Items from a dataset:
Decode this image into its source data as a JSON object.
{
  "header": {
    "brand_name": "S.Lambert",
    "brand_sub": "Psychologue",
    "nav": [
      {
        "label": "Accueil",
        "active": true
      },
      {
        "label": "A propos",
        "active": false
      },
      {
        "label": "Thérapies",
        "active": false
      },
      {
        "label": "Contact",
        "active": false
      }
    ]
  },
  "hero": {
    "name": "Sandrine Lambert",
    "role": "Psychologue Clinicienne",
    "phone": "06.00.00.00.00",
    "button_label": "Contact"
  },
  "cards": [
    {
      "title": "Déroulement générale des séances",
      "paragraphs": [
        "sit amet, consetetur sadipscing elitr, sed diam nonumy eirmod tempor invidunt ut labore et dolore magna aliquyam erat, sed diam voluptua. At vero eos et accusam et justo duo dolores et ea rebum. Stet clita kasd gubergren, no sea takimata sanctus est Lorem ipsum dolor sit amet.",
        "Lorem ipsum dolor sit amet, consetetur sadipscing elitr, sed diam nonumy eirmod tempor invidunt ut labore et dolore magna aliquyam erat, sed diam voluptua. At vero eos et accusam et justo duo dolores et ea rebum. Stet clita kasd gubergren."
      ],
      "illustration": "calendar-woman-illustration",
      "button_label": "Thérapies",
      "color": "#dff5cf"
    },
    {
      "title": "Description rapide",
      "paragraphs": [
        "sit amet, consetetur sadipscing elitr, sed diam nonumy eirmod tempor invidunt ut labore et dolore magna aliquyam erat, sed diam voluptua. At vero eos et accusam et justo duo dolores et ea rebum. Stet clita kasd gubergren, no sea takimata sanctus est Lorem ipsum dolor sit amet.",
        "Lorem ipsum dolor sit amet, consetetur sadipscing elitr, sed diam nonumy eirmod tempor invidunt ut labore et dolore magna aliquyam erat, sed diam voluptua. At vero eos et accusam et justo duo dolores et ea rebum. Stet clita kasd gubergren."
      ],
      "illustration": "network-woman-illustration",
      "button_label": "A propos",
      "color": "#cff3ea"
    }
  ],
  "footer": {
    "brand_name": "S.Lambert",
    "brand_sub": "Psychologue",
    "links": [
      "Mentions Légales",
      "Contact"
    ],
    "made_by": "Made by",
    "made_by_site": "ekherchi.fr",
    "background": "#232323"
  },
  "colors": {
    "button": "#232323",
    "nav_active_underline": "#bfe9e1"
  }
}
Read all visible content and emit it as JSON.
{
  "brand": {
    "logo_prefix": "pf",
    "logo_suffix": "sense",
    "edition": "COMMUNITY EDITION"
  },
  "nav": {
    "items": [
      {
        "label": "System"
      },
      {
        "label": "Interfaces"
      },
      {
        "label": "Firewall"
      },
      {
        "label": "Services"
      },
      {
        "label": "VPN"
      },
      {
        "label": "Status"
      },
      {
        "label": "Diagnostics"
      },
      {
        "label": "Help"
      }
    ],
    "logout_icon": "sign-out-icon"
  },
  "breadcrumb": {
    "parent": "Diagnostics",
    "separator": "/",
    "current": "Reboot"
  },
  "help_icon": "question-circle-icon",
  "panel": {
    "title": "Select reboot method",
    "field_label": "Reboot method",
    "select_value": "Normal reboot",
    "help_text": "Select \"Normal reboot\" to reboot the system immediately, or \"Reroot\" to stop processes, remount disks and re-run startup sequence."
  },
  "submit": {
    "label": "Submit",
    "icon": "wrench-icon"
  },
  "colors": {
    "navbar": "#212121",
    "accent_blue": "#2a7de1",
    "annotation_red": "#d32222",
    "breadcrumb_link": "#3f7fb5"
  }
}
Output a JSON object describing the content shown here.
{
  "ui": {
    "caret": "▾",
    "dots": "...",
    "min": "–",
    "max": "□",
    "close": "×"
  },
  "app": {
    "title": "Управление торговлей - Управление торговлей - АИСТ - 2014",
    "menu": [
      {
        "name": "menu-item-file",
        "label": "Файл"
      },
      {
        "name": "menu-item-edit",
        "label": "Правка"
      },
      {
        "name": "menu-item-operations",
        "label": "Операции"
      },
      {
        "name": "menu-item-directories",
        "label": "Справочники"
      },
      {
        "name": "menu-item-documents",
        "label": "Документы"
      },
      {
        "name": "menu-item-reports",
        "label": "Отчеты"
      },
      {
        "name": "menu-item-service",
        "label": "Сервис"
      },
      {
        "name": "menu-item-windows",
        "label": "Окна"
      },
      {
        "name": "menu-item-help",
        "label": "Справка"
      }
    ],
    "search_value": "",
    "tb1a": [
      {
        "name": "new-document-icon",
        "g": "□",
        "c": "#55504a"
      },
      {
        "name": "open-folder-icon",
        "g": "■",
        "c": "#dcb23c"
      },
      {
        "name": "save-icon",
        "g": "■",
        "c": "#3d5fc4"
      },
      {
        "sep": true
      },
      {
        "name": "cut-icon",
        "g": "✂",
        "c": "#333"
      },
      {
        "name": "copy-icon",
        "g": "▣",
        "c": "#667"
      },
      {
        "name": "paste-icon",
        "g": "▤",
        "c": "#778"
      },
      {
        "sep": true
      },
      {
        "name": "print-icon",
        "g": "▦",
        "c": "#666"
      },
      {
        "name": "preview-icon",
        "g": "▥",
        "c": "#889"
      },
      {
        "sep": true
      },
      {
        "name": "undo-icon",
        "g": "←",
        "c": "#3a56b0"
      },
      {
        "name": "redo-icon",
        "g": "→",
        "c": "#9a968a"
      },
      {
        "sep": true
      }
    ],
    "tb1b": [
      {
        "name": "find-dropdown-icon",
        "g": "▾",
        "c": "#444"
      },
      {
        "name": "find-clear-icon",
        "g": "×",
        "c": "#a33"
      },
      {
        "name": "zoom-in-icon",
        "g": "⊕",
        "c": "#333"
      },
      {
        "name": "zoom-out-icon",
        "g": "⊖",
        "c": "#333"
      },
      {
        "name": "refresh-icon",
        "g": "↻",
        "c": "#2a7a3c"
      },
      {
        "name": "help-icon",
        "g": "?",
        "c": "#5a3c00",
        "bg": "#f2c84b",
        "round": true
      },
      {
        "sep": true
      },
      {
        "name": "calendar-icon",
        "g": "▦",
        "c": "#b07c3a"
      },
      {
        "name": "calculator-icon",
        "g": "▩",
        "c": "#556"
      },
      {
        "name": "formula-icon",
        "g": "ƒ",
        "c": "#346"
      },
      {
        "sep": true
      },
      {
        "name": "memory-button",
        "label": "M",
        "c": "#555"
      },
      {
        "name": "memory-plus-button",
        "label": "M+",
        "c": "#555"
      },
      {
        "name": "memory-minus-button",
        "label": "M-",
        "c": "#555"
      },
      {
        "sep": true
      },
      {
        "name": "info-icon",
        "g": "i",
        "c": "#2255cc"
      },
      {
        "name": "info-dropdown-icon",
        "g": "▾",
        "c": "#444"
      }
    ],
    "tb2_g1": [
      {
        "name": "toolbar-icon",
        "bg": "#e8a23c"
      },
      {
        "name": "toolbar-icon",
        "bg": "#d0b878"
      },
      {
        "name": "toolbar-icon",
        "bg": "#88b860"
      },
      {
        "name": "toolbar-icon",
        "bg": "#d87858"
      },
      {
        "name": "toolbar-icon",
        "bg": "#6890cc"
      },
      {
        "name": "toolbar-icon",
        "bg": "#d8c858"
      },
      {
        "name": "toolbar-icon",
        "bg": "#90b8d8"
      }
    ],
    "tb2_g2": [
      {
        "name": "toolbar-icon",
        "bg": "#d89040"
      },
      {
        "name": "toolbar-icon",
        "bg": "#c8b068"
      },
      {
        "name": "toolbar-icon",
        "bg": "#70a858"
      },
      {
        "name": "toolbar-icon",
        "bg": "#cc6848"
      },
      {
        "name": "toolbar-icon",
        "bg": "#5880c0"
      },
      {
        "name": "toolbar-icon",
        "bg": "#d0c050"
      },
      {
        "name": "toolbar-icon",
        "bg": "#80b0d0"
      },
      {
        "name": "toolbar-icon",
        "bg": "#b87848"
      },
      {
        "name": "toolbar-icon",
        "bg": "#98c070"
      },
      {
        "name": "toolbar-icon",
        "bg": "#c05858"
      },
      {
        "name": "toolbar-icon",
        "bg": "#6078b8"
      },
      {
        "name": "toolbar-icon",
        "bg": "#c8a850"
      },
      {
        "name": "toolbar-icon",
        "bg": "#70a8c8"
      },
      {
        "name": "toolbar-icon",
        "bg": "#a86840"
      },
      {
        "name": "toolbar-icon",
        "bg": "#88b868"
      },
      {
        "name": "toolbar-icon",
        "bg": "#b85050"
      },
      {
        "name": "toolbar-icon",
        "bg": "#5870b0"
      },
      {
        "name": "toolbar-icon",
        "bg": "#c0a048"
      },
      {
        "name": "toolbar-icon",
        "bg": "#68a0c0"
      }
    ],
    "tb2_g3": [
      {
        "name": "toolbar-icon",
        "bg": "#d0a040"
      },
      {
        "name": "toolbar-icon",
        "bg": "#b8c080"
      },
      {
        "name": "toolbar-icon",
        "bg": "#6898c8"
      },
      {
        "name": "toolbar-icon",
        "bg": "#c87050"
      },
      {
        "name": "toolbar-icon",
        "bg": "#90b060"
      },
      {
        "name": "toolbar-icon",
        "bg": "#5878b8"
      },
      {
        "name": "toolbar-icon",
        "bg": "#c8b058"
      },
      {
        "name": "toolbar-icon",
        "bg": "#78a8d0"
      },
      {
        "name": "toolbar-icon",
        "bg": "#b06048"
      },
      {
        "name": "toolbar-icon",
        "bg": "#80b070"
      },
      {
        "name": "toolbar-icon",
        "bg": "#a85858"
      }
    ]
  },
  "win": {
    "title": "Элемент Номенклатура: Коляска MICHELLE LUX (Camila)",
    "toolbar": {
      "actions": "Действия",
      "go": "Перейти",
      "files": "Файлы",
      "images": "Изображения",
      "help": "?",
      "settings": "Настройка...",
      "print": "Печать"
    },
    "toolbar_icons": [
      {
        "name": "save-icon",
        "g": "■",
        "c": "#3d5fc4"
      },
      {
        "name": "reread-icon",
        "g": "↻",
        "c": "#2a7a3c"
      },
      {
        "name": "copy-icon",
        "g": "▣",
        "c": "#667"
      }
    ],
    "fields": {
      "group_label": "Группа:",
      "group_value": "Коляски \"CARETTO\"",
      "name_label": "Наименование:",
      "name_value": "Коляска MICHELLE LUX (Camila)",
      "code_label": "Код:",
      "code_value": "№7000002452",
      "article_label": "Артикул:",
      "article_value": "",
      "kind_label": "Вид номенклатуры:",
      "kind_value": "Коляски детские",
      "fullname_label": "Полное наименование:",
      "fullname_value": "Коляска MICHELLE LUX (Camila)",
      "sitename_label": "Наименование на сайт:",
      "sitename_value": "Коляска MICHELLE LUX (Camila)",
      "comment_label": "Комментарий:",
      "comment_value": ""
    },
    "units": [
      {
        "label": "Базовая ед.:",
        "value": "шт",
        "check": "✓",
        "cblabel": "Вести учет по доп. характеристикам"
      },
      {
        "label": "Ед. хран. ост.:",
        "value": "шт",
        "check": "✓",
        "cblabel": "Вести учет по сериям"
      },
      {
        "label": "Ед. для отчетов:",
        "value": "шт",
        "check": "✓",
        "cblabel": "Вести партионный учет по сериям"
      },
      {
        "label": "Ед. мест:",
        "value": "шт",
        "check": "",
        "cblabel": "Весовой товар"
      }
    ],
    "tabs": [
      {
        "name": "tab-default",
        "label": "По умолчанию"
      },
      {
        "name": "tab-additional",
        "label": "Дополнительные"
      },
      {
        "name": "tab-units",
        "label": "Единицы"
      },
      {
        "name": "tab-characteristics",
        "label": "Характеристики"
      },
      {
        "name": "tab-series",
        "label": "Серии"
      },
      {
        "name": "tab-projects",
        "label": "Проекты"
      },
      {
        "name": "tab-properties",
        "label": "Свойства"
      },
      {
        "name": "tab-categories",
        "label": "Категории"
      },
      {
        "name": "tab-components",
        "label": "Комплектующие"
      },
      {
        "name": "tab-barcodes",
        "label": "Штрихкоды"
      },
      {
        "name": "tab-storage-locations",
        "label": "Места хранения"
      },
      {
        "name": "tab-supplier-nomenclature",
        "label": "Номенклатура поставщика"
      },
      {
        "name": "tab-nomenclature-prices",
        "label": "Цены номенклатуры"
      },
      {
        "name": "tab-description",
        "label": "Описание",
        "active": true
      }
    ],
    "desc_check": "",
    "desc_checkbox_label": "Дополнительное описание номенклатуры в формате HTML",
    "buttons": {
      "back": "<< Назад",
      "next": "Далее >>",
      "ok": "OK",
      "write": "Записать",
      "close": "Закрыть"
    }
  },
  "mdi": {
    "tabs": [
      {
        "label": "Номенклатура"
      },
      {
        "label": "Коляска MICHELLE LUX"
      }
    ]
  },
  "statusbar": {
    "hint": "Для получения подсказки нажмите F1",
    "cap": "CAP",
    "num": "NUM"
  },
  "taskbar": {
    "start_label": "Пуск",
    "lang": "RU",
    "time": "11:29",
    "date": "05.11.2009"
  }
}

Problem details:
In the listing above, find each line with the word "method" and copy it.

Complete response:
    "title": "Select reboot method",
    "field_label": "Reboot method",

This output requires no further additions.